Aim. The data below needs to be returned exactly, line for line.

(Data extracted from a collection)
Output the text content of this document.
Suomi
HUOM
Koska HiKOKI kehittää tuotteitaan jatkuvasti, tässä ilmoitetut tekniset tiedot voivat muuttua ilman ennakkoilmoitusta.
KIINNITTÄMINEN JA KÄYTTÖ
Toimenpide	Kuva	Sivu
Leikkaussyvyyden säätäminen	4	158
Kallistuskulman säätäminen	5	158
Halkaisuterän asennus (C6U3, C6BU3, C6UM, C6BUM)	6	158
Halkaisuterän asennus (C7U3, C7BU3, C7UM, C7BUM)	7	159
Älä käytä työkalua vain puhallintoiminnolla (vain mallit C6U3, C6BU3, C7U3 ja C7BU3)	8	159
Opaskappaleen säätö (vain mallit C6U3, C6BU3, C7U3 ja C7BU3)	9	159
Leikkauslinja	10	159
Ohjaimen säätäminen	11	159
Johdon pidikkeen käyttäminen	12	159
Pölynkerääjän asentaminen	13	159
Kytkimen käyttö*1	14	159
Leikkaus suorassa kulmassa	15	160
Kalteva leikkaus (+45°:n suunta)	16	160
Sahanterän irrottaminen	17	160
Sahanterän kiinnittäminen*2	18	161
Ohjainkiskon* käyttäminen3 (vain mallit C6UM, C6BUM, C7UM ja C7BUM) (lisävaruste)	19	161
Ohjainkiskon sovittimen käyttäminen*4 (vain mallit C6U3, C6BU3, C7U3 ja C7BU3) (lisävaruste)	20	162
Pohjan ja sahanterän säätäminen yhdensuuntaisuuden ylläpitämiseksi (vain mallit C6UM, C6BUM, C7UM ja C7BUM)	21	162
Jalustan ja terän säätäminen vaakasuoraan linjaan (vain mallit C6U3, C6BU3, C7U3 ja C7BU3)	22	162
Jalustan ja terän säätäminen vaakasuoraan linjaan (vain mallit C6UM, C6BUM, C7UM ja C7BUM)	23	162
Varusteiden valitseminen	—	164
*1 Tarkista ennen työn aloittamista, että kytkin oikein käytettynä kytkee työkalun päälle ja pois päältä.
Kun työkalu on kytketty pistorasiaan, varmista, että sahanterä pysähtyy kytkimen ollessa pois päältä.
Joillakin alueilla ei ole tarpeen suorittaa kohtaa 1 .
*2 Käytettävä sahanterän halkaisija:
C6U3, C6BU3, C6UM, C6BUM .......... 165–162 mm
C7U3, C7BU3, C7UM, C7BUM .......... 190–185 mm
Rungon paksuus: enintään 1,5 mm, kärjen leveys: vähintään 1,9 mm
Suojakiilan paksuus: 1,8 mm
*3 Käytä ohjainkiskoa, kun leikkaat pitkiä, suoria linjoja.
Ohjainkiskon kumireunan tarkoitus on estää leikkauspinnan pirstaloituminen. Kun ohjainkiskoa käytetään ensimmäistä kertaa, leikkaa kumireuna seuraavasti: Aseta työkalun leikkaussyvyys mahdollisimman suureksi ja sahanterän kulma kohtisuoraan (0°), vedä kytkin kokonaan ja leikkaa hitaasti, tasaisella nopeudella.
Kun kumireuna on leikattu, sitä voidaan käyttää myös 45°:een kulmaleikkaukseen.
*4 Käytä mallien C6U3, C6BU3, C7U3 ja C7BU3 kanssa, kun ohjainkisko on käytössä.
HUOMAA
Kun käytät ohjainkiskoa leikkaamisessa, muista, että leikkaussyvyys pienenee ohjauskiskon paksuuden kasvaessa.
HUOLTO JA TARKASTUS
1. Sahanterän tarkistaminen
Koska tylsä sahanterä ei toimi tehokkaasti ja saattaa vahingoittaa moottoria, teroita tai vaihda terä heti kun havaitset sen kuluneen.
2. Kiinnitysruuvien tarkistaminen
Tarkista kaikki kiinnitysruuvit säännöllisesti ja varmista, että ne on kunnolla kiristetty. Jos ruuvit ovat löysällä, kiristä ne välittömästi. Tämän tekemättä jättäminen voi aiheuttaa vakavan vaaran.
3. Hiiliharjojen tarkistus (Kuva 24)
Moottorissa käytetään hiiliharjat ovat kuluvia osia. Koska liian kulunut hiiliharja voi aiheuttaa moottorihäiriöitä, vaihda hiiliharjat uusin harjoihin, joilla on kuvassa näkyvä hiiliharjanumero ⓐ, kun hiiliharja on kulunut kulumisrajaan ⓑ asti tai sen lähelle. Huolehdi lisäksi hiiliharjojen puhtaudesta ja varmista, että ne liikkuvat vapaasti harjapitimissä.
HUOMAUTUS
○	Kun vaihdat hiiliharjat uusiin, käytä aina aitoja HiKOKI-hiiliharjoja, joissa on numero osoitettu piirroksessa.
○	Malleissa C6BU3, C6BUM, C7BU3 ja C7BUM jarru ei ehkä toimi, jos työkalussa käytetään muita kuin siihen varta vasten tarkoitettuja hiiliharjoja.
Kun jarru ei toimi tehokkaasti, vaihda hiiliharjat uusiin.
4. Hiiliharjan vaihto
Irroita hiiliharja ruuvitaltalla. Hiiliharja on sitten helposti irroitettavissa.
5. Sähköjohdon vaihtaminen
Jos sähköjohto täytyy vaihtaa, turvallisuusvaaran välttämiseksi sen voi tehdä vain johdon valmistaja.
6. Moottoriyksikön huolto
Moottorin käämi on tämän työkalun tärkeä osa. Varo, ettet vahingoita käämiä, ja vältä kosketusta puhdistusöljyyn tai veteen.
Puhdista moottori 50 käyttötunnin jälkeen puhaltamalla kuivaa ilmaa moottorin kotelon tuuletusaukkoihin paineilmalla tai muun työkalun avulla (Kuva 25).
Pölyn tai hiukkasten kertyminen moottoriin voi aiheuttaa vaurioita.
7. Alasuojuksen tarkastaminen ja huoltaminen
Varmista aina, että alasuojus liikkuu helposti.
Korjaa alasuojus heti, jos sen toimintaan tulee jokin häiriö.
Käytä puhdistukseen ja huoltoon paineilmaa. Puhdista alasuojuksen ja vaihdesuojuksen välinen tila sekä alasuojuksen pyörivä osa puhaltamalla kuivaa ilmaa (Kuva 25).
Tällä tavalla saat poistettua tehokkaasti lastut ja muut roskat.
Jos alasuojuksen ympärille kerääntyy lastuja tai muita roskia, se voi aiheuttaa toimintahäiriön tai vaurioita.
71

Exercise response.
Output the text content of this document.
Suomi
HUOM
Koska HiKOKI kehittää tuotteitaan jatkuvasti, tässä ilmoitetut tekniset tiedot voivat muuttua ilman ennakkoilmoitusta.
KIINNITTÄMINEN JA KÄYTTÖ
Toimenpide	Kuva	Sivu
Leikkaussyvyyden säätäminen	4	158
Kallistuskulman säätäminen	5	158
Halkaisuterän asennus (C6U3, C6BU3, C6UM, C6BUM)	6	158
Halkaisuterän asennus (C7U3, C7BU3, C7UM, C7BUM)	7	159
Älä käytä työkalua vain puhallintoiminnolla (vain mallit C6U3, C6BU3, C7U3 ja C7BU3)	8	159
Opaskappaleen säätö (vain mallit C6U3, C6BU3, C7U3 ja C7BU3)	9	159
Leikkauslinja	10	159
Ohjaimen säätäminen	11	159
Johdon pidikkeen käyttäminen	12	159
Pölynkerääjän asentaminen	13	159
Kytkimen käyttö*1	14	159
Leikkaus suorassa kulmassa	15	160
Kalteva leikkaus (+45°:n suunta)	16	160
Sahanterän irrottaminen	17	160
Sahanterän kiinnittäminen*2	18	161
Ohjainkiskon* käyttäminen3 (vain mallit C6UM, C6BUM, C7UM ja C7BUM) (lisävaruste)	19	161
Ohjainkiskon sovittimen käyttäminen*4 (vain mallit C6U3, C6BU3, C7U3 ja C7BU3) (lisävaruste)	20	162
Pohjan ja sahanterän säätäminen yhdensuuntaisuuden ylläpitämiseksi (vain mallit C6UM, C6BUM, C7UM ja C7BUM)	21	162
Jalustan ja terän säätäminen vaakasuoraan linjaan (vain mallit C6U3, C6BU3, C7U3 ja C7BU3)	22	162
Jalustan ja terän säätäminen vaakasuoraan linjaan (vain mallit C6UM, C6BUM, C7UM ja C7BUM)	23	162
Varusteiden valitseminen	—	164
*1 Tarkista ennen työn aloittamista, että kytkin oikein käytettynä kytkee työkalun päälle ja pois päältä.
Kun työkalu on kytketty pistorasiaan, varmista, että sahanterä pysähtyy kytkimen ollessa pois päältä.
Joillakin alueilla ei ole tarpeen suorittaa kohtaa 1 .
*2 Käytettävä sahanterän halkaisija:
C6U3, C6BU3, C6UM, C6BUM .......... 165–162 mm
C7U3, C7BU3, C7UM, C7BUM .......... 190–185 mm
Rungon paksuus: enintään 1,5 mm, kärjen leveys: vähintään 1,9 mm
Suojakiilan paksuus: 1,8 mm
*3 Käytä ohjainkiskoa, kun leikkaat pitkiä, suoria linjoja.
Ohjainkiskon kumireunan tarkoitus on estää leikkauspinnan pirstaloituminen. Kun ohjainkiskoa käytetään ensimmäistä kertaa, leikkaa kumireuna seuraavasti: Aseta työkalun leikkaussyvyys mahdollisimman suureksi ja sahanterän kulma kohtisuoraan (0°), vedä kytkin kokonaan ja leikkaa hitaasti, tasaisella nopeudella.
Kun kumireuna on leikattu, sitä voidaan käyttää myös 45°:een kulmaleikkaukseen.
*4 Käytä mallien C6U3, C6BU3, C7U3 ja C7BU3 kanssa, kun ohjainkisko on käytössä.
HUOMAA
Kun käytät ohjainkiskoa leikkaamisessa, muista, että leikkaussyvyys pienenee ohjauskiskon paksuuden kasvaessa.
HUOLTO JA TARKASTUS
1. Sahanterän tarkistaminen
Koska tylsä sahanterä ei toimi tehokkaasti ja saattaa vahingoittaa moottoria, teroita tai vaihda terä heti kun havaitset sen kuluneen.
2. Kiinnitysruuvien tarkistaminen
Tarkista kaikki kiinnitysruuvit säännöllisesti ja varmista, että ne on kunnolla kiristetty. Jos ruuvit ovat löysällä, kiristä ne välittömästi. Tämän tekemättä jättäminen voi aiheuttaa vakavan vaaran.
3. Hiiliharjojen tarkistus (Kuva 24)
Moottorissa käytetään hiiliharjat ovat kuluvia osia. Koska liian kulunut hiiliharja voi aiheuttaa moottorihäiriöitä, vaihda hiiliharjat uusin harjoihin, joilla on kuvassa näkyvä hiiliharjanumero ⓐ, kun hiiliharja on kulunut kulumisrajaan ⓑ asti tai sen lähelle. Huolehdi lisäksi hiiliharjojen puhtaudesta ja varmista, että ne liikkuvat vapaasti harjapitimissä.
HUOMAUTUS
○	Kun vaihdat hiiliharjat uusiin, käytä aina aitoja HiKOKI-hiiliharjoja, joissa on numero osoitettu piirroksessa.
○	Malleissa C6BU3, C6BUM, C7BU3 ja C7BUM jarru ei ehkä toimi, jos työkalussa käytetään muita kuin siihen varta vasten tarkoitettuja hiiliharjoja.
Kun jarru ei toimi tehokkaasti, vaihda hiiliharjat uusiin.
4. Hiiliharjan vaihto
Irroita hiiliharja ruuvitaltalla. Hiiliharja on sitten helposti irroitettavissa.
5. Sähköjohdon vaihtaminen
Jos sähköjohto täytyy vaihtaa, turvallisuusvaaran välttämiseksi sen voi tehdä vain johdon valmistaja.
6. Moottoriyksikön huolto
Moottorin käämi on tämän työkalun tärkeä osa. Varo, ettet vahingoita käämiä, ja vältä kosketusta puhdistusöljyyn tai veteen.
Puhdista moottori 50 käyttötunnin jälkeen puhaltamalla kuivaa ilmaa moottorin kotelon tuuletusaukkoihin paineilmalla tai muun työkalun avulla (Kuva 25).
Pölyn tai hiukkasten kertyminen moottoriin voi aiheuttaa vaurioita.
7. Alasuojuksen tarkastaminen ja huoltaminen
Varmista aina, että alasuojus liikkuu helposti.
Korjaa alasuojus heti, jos sen toimintaan tulee jokin häiriö.
Käytä puhdistukseen ja huoltoon paineilmaa. Puhdista alasuojuksen ja vaihdesuojuksen välinen tila sekä alasuojuksen pyörivä osa puhaltamalla kuivaa ilmaa (Kuva 25).
Tällä tavalla saat poistettua tehokkaasti lastut ja muut roskat.
Jos alasuojuksen ympärille kerääntyy lastuja tai muita roskia, se voi aiheuttaa toimintahäiriön tai vaurioita.
71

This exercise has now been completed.